Transcribe the data that follows precisely, omitting nothing.

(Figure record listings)
————————

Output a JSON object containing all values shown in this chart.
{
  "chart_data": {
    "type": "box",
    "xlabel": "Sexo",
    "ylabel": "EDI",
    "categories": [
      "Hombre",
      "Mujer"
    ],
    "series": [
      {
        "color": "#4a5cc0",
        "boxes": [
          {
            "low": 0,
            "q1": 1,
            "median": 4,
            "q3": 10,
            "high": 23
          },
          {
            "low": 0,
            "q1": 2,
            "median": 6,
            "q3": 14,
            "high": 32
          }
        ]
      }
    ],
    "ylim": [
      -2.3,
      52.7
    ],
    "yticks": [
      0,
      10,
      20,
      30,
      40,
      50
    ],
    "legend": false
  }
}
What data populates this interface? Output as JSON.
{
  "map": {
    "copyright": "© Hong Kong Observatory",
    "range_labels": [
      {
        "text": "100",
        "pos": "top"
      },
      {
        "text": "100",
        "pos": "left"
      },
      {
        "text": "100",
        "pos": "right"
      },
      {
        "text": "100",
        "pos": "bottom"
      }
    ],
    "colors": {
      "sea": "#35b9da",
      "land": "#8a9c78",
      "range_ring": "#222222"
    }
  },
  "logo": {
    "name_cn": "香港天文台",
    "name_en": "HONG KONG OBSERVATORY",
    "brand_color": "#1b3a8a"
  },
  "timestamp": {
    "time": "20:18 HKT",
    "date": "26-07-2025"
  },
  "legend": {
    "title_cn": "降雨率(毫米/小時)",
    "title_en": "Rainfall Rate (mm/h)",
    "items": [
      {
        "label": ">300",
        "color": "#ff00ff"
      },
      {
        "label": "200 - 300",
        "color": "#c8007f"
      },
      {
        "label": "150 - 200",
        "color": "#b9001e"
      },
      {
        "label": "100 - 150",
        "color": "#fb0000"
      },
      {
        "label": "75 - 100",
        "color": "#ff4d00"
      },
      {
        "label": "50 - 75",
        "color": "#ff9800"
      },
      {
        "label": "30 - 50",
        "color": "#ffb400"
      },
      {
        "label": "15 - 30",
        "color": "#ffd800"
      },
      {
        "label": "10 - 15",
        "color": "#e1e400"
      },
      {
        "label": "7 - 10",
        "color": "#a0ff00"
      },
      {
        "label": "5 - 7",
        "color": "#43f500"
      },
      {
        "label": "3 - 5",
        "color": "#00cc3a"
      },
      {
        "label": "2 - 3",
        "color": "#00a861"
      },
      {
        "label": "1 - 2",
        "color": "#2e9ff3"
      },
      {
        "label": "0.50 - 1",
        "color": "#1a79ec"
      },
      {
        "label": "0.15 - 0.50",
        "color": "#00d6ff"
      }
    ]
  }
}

————————

*Solved exercise*
Output a JSON object containing all values shown in this chart.
{
  "chart_data": {
    "type": "box",
    "xlabel": "Sexo",
    "ylabel": "EDI",
    "categories": [
      "Hombre",
      "Mujer"
    ],
    "series": [
      {
        "color": "#4a5cc0",
        "boxes": [
          {
            "low": 0,
            "q1": 1,
            "median": 4,
            "q3": 10,
            "high": 23
          },
          {
            "low": 0,
            "q1": 2,
            "median": 6,
            "q3": 14,
            "high": 32
          }
        ]
      }
    ],
    "ylim": [
      -2.3,
      52.7
    ],
    "yticks": [
      0,
      10,
      20,
      30,
      40,
      50
    ],
    "legend": false
  }
}
What data populates this interface? Output as JSON.
{
  "map": {
    "copyright": "© Hong Kong Observatory",
    "range_labels": [
      {
        "text": "100",
        "pos": "top"
      },
      {
        "text": "100",
        "pos": "left"
      },
      {
        "text": "100",
        "pos": "right"
      },
      {
        "text": "100",
        "pos": "bottom"
      }
    ],
    "colors": {
      "sea": "#35b9da",
      "land": "#8a9c78",
      "range_ring": "#222222"
    }
  },
  "logo": {
    "name_cn": "香港天文台",
    "name_en": "HONG KONG OBSERVATORY",
    "brand_color": "#1b3a8a"
  },
  "timestamp": {
    "time": "20:18 HKT",
    "date": "26-07-2025"
  },
  "legend": {
    "title_cn": "降雨率(毫米/小時)",
    "title_en": "Rainfall Rate (mm/h)",
    "items": [
      {
        "label": ">300",
        "color": "#ff00ff"
      },
      {
        "label": "200 - 300",
        "color": "#c8007f"
      },
      {
        "label": "150 - 200",
        "color": "#b9001e"
      },
      {
        "label": "100 - 150",
        "color": "#fb0000"
      },
      {
        "label": "75 - 100",
        "color": "#ff4d00"
      },
      {
        "label": "50 - 75",
        "color": "#ff9800"
      },
      {
        "label": "30 - 50",
        "color": "#ffb400"
      },
      {
        "label": "15 - 30",
        "color": "#ffd800"
      },
      {
        "label": "10 - 15",
        "color": "#e1e400"
      },
      {
        "label": "7 - 10",
        "color": "#a0ff00"
      },
      {
        "label": "5 - 7",
        "color": "#43f500"
      },
      {
        "label": "3 - 5",
        "color": "#00cc3a"
      },
      {
        "label": "2 - 3",
        "color": "#00a861"
      },
      {
        "label": "1 - 2",
        "color": "#2e9ff3"
      },
      {
        "label": "0.50 - 1",
        "color": "#1a79ec"
      },
      {
        "label": "0.15 - 0.50",
        "color": "#00d6ff"
      }
    ]
  }
}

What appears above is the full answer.